What is the number of lines containing the word "LAYSHAFT"? Please answer with that number and nothing more.

------------------------

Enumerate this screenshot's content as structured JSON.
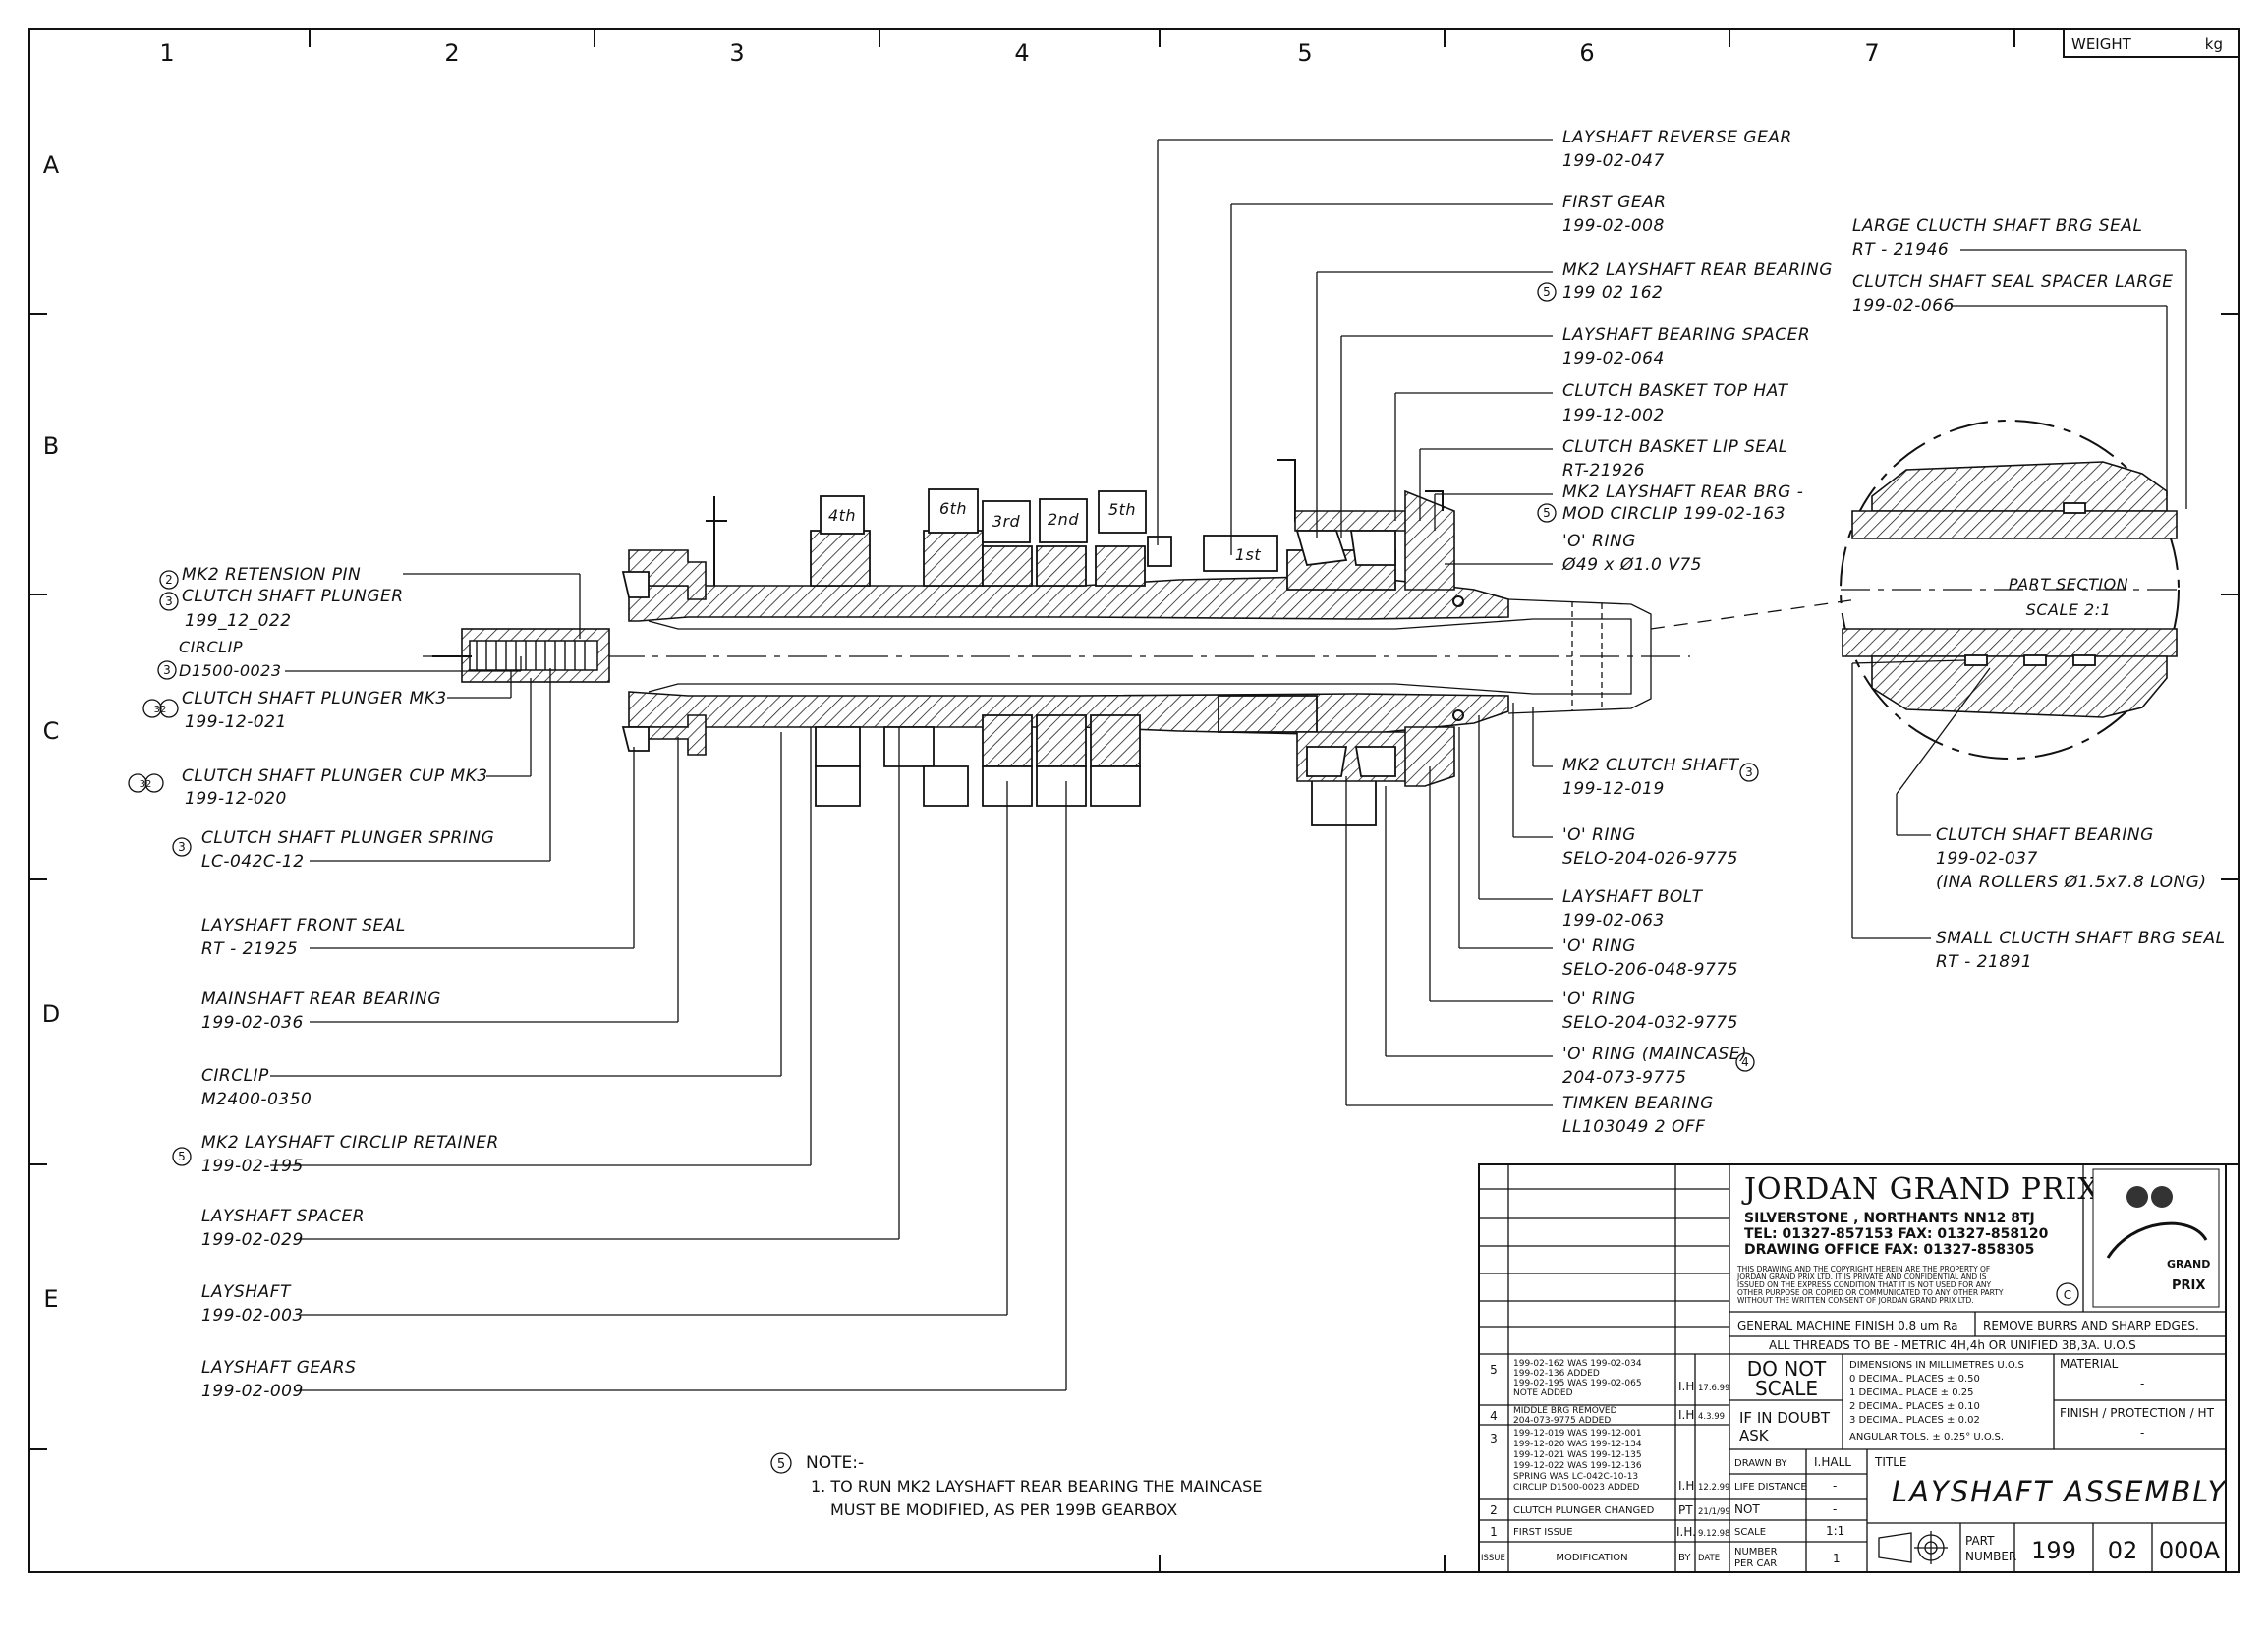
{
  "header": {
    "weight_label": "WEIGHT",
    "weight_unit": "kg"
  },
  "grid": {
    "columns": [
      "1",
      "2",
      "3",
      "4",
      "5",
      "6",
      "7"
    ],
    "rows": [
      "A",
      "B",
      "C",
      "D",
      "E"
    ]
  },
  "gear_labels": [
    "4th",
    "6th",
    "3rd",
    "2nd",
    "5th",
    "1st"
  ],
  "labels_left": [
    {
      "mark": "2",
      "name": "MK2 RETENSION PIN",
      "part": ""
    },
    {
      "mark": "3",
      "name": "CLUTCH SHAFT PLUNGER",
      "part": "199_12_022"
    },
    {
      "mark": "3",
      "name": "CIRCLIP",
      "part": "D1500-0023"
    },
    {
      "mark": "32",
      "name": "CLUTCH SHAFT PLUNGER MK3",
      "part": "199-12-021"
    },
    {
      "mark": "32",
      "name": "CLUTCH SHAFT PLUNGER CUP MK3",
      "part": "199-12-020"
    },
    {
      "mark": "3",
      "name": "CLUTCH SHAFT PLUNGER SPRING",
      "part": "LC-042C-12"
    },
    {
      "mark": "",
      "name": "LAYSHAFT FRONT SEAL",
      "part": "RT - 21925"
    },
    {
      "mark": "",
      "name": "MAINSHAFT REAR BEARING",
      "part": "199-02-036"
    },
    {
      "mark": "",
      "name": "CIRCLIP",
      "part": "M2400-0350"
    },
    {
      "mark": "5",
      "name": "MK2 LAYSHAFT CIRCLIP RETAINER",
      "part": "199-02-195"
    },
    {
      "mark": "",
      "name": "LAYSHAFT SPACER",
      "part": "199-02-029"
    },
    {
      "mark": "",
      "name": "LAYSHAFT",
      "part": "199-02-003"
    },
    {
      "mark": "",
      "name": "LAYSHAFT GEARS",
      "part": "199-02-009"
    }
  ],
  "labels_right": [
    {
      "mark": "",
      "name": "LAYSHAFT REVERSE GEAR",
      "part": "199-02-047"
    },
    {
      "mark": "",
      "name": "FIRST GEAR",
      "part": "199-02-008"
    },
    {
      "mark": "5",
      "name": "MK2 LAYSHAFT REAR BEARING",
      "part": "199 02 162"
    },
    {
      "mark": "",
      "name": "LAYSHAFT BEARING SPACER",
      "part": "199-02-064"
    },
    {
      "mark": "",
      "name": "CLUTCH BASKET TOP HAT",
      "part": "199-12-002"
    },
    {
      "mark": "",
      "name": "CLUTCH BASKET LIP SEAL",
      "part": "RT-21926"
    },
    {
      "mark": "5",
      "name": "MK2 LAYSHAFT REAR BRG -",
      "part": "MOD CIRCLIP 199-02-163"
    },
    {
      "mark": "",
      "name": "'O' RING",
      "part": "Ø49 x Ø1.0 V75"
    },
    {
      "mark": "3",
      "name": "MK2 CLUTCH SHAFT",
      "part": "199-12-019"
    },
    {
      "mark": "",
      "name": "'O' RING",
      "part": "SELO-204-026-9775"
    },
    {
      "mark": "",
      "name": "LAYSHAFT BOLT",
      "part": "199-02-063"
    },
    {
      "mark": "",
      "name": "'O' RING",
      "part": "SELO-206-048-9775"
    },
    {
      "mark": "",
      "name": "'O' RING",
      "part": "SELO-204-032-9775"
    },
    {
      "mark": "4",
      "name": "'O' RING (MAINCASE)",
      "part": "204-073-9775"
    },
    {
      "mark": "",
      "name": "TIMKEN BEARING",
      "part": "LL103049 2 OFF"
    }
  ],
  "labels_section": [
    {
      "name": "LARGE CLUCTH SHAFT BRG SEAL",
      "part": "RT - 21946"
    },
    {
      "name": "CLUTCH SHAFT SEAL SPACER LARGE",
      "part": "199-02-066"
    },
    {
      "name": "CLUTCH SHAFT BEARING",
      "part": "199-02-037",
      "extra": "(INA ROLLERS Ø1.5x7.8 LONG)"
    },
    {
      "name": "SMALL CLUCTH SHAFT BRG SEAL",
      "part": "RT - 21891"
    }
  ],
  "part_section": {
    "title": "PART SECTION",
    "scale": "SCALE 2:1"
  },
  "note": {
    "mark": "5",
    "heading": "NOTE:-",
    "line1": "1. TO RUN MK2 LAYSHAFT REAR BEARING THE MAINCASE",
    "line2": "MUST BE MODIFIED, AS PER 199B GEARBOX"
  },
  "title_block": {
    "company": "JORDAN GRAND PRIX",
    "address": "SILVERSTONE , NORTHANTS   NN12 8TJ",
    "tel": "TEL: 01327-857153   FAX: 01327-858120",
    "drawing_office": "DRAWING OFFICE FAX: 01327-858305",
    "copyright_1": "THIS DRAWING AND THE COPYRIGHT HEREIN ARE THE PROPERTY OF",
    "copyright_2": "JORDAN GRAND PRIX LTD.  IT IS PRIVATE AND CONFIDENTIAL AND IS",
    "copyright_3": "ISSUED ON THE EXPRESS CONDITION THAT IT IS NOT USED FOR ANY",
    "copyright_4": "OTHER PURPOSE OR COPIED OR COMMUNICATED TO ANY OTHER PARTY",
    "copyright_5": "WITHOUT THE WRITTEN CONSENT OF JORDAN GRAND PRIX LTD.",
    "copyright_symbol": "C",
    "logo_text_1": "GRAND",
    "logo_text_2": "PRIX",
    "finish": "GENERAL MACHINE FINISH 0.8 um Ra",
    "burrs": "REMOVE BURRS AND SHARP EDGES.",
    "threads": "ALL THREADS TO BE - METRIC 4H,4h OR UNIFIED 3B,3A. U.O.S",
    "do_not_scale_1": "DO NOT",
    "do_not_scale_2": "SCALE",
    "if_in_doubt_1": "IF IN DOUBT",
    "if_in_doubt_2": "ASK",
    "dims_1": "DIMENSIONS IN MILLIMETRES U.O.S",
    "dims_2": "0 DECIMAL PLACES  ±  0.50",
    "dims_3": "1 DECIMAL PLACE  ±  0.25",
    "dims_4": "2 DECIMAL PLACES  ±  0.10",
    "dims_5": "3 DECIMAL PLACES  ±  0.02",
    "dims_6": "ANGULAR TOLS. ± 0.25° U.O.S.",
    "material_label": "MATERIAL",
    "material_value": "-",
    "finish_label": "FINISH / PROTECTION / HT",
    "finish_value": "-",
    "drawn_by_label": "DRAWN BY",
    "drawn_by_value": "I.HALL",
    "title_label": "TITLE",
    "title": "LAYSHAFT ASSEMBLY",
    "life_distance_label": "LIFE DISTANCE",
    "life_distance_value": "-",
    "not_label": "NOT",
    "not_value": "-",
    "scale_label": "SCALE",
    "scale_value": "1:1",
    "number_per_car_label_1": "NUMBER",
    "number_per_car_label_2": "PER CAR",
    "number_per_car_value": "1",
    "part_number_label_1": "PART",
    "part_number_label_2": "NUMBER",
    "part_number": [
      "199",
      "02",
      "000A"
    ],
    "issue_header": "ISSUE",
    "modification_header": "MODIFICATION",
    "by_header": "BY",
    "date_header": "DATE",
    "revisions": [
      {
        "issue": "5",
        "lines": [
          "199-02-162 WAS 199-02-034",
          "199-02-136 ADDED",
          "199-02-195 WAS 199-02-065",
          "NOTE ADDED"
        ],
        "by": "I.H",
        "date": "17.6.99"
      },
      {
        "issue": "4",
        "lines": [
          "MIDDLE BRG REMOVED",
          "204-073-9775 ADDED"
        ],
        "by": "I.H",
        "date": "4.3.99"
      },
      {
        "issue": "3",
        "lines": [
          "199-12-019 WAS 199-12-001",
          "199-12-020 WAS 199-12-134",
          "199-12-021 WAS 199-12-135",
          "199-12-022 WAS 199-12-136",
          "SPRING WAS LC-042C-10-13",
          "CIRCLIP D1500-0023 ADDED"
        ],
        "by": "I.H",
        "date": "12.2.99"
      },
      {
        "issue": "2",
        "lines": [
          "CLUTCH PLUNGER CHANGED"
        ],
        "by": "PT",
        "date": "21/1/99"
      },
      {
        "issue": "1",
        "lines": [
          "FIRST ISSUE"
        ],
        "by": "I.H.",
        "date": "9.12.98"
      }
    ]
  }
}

------------------------

PROBLEM SOLUTION
12